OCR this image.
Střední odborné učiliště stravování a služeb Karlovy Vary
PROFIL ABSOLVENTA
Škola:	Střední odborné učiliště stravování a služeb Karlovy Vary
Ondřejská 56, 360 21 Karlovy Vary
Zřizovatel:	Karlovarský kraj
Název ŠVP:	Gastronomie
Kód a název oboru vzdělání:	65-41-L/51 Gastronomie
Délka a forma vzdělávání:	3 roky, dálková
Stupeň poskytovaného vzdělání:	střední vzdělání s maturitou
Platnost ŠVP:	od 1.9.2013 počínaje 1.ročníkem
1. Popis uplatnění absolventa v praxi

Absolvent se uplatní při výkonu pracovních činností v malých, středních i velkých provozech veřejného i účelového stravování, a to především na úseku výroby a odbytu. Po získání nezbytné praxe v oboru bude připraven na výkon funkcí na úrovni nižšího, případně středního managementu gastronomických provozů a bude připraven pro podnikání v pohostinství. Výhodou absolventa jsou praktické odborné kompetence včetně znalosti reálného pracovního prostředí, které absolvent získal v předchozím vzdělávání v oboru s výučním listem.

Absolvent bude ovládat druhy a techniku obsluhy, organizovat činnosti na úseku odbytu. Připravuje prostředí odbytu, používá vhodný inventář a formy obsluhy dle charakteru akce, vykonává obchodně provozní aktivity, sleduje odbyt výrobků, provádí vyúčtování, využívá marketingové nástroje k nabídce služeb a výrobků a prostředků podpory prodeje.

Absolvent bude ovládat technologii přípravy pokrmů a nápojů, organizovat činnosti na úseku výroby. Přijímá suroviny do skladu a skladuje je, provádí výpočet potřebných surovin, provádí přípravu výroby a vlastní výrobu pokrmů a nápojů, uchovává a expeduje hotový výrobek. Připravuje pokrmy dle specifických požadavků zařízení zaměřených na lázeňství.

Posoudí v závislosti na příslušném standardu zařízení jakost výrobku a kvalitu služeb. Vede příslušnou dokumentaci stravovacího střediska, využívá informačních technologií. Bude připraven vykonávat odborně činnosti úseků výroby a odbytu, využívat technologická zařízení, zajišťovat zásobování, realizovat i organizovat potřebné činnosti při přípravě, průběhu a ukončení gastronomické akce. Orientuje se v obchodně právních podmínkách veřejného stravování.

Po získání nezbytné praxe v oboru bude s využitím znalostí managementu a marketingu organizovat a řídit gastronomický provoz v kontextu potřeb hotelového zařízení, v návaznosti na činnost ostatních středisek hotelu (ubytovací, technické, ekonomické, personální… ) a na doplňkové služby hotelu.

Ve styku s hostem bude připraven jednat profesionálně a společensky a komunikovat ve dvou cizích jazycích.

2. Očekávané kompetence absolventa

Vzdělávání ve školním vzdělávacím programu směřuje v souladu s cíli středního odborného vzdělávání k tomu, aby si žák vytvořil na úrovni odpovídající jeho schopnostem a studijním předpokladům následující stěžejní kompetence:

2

Task description: In the records above, find each line that holds the word "managementu"; copy all such lines.

Exercise solution:
Absolvent se uplatní při výkonu pracovních činností v malých, středních i velkých provozech veřejného i účelového stravování, a to především na úseku výroby a odbytu. Po získání nezbytné praxe v oboru bude připraven na výkon funkcí na úrovni nižšího, případně středního managementu gastronomických provozů a bude připraven pro podnikání v pohostinství. Výhodou absolventa jsou praktické odborné kompetence včetně znalosti reálného pracovního prostředí, které absolvent získal v předchozím vzdělávání v oboru s výučním listem.
Po získání nezbytné praxe v oboru bude s využitím znalostí managementu a marketingu organizovat a řídit gastronomický provoz v kontextu potřeb hotelového zařízení, v návaznosti na činnost ostatních středisek hotelu (ubytovací, technické, ekonomické, personální… ) a na doplňkové služby hotelu.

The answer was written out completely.